◆ **THE EXERCISE**: Give back the data below unchanged, from its very first line through the line that contains "- x-tick-label: 2054: [349, 200, 361, 223]", and include that last line.

◆ **PROVIDED RECORDS**:

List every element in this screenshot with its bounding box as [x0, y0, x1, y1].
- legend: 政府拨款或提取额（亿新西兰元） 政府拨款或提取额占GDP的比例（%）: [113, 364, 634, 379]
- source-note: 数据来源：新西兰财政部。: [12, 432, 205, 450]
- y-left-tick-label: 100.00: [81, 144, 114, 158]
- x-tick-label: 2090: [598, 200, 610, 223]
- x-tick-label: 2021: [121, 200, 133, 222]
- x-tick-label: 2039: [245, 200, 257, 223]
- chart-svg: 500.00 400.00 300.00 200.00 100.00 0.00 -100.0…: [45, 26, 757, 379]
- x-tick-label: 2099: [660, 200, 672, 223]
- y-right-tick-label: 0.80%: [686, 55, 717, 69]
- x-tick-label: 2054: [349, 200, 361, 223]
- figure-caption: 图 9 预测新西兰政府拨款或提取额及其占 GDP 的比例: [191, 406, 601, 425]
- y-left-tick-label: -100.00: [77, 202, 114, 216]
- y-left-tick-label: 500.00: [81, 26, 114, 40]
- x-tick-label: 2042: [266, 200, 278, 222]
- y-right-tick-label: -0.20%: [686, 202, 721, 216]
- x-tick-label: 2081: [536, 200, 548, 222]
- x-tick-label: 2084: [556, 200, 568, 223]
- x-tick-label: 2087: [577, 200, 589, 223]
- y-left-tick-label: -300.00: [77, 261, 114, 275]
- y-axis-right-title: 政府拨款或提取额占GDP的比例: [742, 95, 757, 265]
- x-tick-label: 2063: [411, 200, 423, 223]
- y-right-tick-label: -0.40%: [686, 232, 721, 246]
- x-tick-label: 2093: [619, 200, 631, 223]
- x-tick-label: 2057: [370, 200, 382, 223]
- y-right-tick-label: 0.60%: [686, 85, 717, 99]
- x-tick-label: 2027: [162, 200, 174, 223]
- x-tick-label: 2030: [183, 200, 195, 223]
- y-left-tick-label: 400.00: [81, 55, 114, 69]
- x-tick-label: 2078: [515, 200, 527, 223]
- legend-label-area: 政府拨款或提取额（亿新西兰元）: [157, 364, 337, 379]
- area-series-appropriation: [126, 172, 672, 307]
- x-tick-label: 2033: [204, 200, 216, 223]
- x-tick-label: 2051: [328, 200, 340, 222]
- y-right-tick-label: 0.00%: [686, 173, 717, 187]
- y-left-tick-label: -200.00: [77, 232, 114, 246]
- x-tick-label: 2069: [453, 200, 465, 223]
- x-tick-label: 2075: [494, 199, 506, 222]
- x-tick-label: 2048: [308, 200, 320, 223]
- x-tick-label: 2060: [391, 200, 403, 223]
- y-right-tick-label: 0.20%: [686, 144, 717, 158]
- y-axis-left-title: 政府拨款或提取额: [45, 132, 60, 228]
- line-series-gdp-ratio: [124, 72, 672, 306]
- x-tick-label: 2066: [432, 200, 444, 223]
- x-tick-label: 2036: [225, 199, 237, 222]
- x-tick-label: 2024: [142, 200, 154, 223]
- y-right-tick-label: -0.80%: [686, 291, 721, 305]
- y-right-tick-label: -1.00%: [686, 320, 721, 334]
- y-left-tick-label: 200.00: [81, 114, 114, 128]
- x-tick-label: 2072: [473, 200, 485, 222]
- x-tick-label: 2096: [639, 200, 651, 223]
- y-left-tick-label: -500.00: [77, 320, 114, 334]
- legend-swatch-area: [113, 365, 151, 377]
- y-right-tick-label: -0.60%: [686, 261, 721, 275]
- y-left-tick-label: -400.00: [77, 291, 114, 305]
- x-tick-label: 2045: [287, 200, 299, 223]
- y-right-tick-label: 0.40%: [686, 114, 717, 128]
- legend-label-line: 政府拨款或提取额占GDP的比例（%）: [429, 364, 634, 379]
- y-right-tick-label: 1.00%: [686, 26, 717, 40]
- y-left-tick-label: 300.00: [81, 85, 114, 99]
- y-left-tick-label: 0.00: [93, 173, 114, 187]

◆ **EXERCISE OUTPUT**:
List every element in this screenshot with its bounding box as [x0, y0, x1, y1].
- legend: 政府拨款或提取额（亿新西兰元） 政府拨款或提取额占GDP的比例（%）: [113, 364, 634, 379]
- source-note: 数据来源：新西兰财政部。: [12, 432, 205, 450]
- y-left-tick-label: 100.00: [81, 144, 114, 158]
- x-tick-label: 2090: [598, 200, 610, 223]
- x-tick-label: 2021: [121, 200, 133, 222]
- x-tick-label: 2039: [245, 200, 257, 223]
- chart-svg: 500.00 400.00 300.00 200.00 100.00 0.00 -100.0…: [45, 26, 757, 379]
- x-tick-label: 2099: [660, 200, 672, 223]
- y-right-tick-label: 0.80%: [686, 55, 717, 69]
- x-tick-label: 2054: [349, 200, 361, 223]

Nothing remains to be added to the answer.